§ WHAT THE TASK ASKS: Pull every line containing "text" from the entries.

Stored data
◇ ◇ ◇ ◇
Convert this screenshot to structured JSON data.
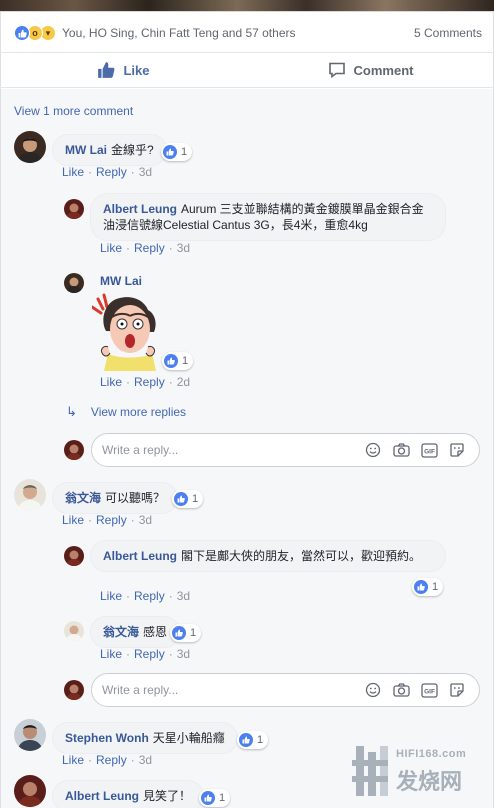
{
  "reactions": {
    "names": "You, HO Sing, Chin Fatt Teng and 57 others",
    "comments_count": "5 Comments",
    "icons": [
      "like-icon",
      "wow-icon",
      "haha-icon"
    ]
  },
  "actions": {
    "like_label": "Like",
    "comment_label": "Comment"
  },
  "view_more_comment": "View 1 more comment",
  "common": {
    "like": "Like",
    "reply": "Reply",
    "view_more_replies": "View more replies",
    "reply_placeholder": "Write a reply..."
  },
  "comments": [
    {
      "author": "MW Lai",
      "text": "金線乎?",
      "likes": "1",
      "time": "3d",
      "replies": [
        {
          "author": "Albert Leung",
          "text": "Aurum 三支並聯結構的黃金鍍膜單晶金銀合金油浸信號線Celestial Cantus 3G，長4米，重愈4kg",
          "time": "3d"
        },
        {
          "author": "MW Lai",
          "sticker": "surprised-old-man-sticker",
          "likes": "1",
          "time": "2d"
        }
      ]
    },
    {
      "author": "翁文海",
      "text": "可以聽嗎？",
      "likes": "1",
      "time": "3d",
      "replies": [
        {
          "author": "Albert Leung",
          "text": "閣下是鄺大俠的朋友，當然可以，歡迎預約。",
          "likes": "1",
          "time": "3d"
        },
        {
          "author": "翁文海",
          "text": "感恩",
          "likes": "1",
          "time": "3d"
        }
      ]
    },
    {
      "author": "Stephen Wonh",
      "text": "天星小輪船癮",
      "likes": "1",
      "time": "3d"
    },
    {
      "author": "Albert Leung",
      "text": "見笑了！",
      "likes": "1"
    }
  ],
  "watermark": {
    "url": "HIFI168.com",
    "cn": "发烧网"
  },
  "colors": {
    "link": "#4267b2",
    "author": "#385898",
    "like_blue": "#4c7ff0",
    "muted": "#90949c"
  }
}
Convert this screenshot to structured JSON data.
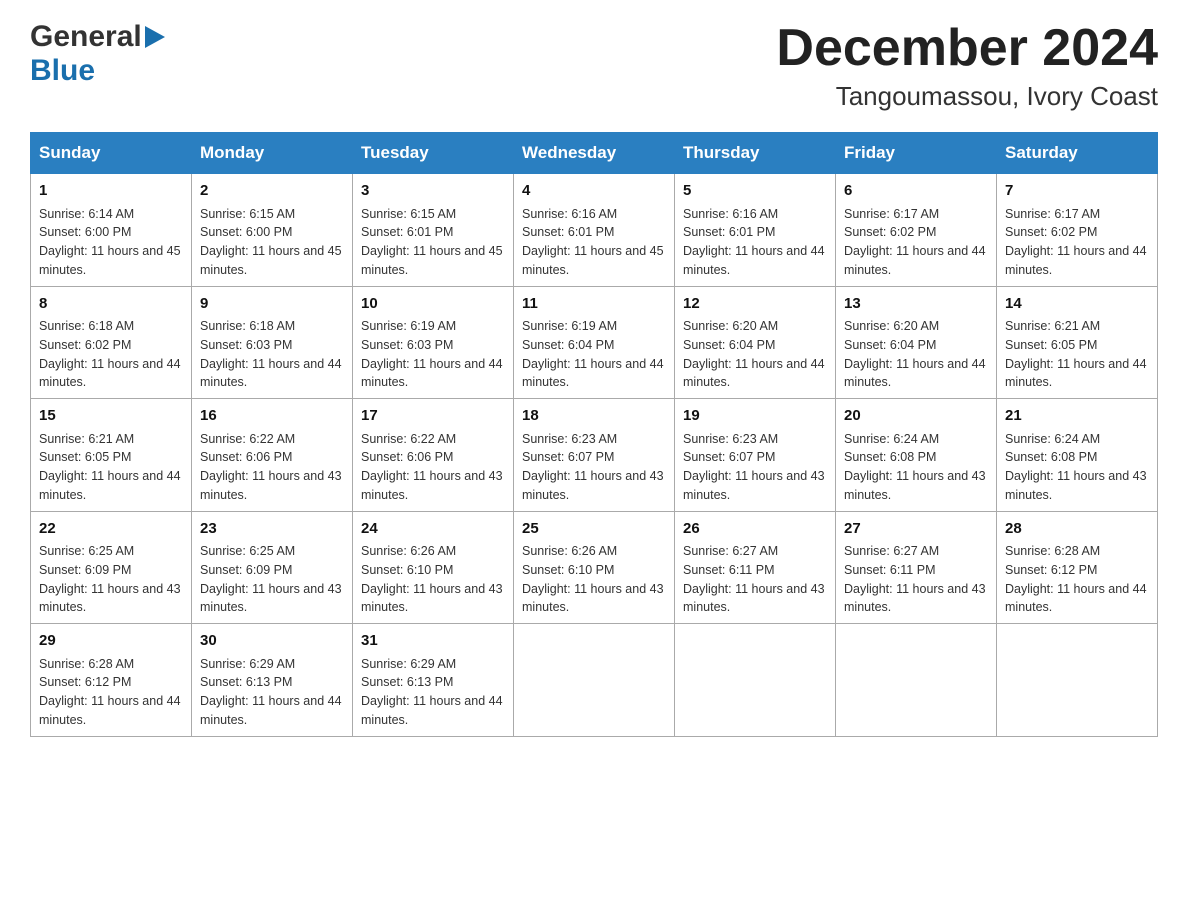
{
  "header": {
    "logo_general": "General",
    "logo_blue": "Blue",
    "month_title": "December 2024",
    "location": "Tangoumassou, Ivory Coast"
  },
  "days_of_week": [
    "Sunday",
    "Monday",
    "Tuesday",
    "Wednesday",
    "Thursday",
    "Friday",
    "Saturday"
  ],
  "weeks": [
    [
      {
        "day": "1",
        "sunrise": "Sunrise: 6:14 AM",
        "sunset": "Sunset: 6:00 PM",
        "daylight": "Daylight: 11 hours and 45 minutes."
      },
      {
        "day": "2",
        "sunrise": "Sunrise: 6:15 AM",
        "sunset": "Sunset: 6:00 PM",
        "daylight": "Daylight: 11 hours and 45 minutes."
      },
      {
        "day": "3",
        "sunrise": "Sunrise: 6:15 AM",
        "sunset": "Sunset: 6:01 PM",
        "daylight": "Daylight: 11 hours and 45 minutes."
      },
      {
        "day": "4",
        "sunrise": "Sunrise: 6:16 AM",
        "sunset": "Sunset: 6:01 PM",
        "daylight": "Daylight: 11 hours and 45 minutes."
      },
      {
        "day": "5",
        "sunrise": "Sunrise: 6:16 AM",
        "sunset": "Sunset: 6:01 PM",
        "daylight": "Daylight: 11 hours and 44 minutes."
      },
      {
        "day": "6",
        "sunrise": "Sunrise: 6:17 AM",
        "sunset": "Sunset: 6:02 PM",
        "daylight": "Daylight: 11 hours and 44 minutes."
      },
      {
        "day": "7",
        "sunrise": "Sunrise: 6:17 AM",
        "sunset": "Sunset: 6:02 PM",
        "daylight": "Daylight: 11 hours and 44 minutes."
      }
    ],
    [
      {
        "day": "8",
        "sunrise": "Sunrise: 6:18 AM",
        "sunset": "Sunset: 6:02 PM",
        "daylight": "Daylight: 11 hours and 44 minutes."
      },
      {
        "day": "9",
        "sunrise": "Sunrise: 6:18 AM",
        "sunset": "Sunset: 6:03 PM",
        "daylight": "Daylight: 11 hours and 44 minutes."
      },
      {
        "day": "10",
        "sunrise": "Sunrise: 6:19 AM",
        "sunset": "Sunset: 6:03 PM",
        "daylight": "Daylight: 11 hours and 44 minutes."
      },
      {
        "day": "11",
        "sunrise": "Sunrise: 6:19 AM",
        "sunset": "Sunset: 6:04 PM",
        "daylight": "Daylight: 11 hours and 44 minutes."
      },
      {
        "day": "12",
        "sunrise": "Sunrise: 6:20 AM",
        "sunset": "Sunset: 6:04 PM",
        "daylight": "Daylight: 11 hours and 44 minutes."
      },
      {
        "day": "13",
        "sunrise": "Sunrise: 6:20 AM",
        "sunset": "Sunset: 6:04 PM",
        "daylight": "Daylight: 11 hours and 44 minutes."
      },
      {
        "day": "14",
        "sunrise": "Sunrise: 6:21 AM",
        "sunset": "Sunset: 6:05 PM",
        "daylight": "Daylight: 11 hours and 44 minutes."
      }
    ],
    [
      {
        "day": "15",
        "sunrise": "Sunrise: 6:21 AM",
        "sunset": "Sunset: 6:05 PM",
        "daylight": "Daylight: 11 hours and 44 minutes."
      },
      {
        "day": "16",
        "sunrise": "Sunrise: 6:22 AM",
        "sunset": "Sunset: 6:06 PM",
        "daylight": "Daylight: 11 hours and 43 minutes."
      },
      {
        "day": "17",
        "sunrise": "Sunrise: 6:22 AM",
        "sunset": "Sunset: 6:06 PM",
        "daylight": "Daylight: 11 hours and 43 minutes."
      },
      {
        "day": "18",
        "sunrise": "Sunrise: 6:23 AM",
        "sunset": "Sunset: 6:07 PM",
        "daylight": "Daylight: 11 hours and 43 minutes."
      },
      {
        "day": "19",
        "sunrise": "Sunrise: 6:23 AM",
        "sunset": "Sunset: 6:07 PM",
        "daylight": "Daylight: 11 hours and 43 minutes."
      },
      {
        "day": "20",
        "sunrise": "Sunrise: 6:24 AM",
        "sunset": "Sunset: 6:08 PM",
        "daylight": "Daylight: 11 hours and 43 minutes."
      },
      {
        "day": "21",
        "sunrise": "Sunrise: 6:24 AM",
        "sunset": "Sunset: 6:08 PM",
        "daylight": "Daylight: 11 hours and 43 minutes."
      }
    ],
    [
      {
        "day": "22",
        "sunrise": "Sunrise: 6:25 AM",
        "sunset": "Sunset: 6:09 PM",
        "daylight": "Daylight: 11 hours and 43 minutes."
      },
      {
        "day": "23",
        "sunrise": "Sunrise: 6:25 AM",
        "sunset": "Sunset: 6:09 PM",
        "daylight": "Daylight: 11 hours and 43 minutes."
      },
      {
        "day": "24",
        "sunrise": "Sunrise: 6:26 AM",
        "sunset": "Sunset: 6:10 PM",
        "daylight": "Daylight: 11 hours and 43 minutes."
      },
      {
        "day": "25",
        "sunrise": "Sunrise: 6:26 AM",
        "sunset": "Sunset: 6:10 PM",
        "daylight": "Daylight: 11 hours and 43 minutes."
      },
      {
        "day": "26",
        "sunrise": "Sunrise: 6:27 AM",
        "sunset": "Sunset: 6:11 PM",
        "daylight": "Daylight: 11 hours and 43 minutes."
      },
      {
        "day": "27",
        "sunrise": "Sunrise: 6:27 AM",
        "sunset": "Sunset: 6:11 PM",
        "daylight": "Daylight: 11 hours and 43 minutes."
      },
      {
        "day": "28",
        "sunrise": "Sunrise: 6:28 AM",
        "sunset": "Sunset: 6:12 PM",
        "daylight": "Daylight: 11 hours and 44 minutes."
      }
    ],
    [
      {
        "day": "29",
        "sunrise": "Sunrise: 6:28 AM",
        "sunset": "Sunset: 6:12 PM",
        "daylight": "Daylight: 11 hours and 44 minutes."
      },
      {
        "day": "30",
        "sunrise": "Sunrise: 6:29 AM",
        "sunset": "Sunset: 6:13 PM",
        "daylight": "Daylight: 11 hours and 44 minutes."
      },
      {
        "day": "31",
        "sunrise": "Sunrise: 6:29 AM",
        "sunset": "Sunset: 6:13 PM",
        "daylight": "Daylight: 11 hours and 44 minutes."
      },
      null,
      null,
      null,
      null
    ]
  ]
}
◇ ◇ ◇ ◇
§ RESPONSE BELOW:
      "text": "金線乎?",
          "text": "Aurum 三支並聯結構的黃金鍍膜單晶金銀合金油浸信號線Celestial Cantus 3G，長4米，重愈4kg",
      "text": "可以聽嗎？",
          "text": "閣下是鄺大俠的朋友，當然可以，歡迎預約。",
          "text": "感恩",
      "text": "天星小輪船癮",
      "text": "見笑了！",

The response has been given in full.